• _EXCERPTED TEXT_:

Pauropsalta contigua

Scientific classification
- Kingdom: Animalia
- Phylum: Arthropoda
- Clade: Pancrustacea
- Class: Insecta
- Order: Hemiptera
- Suborder: Auchenorrhyncha
- Family: Cicadidae
- Genus: Pauropsalta
- Species: P. contigua
- Binomial name: Pauropsalta contigua Owen & Moulds, 2016

= Pauropsalta contigua =

- Genus: Pauropsalta
- Species: contigua
- Authority: Owen & Moulds, 2016

Species of cicada

Pauropsalta contigua is a species of cicada, also known as the oven squawker, in the true cicada family, Cicadettinae subfamily and Cicadettini tribe. It is endemic to Australia. It was described in 2016 by entomologists Christopher Owen and Maxwell Sydney Moulds.

==Etymology==
The specific epithet contigua (Latin: ‘neighbouring’) is an anatomical reference to the non-fusion of forewing vein stems.

==Description==
The length of the forewing is 16–21 mm.

==Distribution and habitat==
The species occurs in southern Western Australia from Cue south-eastwards to the state border, as well as at scattered locations in South Australia. The associated habitat is mallee eucalypt woodland.

==Behaviour==
Adult males may be heard from December to March, clinging to the trunks and branches of mallee eucalypts, emitting chirping and buzzing songs.

• _MATERIAL SUPPLIED_:
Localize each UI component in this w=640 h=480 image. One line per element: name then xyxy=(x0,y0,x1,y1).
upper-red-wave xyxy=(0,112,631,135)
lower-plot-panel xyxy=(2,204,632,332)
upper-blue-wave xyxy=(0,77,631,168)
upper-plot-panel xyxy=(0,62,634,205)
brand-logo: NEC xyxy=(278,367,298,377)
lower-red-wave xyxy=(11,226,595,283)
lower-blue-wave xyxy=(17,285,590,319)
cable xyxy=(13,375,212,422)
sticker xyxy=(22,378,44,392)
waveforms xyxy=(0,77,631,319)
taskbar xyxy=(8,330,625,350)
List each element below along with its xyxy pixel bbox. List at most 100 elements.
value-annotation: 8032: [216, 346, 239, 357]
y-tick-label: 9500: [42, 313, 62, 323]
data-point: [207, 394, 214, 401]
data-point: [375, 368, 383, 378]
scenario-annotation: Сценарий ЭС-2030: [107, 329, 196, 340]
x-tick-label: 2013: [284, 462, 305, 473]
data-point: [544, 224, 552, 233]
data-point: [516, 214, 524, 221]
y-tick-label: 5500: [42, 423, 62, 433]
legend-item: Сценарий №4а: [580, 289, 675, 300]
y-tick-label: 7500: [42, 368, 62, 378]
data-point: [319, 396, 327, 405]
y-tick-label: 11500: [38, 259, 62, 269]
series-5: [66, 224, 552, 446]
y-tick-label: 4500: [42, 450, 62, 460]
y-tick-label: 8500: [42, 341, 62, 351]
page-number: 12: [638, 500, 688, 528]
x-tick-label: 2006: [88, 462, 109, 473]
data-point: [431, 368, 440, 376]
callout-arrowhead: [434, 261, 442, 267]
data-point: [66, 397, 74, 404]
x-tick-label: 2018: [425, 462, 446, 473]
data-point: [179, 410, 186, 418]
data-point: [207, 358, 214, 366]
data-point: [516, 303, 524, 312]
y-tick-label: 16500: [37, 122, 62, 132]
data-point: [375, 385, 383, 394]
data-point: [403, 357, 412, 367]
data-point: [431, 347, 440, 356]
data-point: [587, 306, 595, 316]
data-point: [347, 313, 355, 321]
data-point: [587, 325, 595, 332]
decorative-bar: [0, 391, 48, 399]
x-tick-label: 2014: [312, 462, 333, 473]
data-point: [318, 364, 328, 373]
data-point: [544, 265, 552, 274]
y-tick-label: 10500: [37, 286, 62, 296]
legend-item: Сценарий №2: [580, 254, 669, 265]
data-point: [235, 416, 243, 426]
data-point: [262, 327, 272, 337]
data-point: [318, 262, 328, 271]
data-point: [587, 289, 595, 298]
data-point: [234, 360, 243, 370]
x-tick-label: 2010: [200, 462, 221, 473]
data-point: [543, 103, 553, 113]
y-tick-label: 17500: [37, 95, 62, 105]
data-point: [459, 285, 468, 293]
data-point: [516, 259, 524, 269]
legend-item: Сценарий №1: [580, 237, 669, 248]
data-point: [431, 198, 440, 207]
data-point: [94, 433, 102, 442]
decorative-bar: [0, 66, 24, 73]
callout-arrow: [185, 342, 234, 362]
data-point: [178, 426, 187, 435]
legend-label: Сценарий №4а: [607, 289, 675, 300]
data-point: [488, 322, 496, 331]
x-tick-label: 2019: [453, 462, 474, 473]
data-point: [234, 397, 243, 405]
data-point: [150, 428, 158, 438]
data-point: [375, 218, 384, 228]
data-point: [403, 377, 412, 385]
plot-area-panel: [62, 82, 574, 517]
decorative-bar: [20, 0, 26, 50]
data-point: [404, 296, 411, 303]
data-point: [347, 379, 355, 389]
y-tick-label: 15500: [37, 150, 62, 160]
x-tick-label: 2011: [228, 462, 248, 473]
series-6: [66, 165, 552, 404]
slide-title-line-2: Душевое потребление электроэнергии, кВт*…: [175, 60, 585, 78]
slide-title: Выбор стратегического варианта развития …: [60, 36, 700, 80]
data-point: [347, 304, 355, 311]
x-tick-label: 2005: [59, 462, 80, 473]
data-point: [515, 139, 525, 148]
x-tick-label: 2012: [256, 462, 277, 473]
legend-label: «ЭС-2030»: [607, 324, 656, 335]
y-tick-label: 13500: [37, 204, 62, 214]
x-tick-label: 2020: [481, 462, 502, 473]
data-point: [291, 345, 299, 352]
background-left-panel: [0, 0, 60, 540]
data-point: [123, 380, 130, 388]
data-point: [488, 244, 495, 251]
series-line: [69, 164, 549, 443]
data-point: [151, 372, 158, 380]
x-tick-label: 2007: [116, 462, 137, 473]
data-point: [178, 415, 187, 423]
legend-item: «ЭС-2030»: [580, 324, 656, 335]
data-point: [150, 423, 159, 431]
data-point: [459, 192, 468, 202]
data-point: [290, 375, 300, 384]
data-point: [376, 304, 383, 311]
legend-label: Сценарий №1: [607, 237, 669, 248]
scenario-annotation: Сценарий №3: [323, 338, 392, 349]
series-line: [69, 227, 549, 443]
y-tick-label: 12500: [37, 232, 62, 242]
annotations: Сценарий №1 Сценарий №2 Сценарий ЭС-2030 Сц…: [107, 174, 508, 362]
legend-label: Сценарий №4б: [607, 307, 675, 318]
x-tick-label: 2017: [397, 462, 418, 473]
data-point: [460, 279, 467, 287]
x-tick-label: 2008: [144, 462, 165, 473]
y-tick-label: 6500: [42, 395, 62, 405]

• _WORK ITEM_: List every section heading that comes after the opening paragraph of the Pauropsalta contigua text.

• _ANSWER BOX_:
Etymology
Description
Distribution and habitat
Behaviour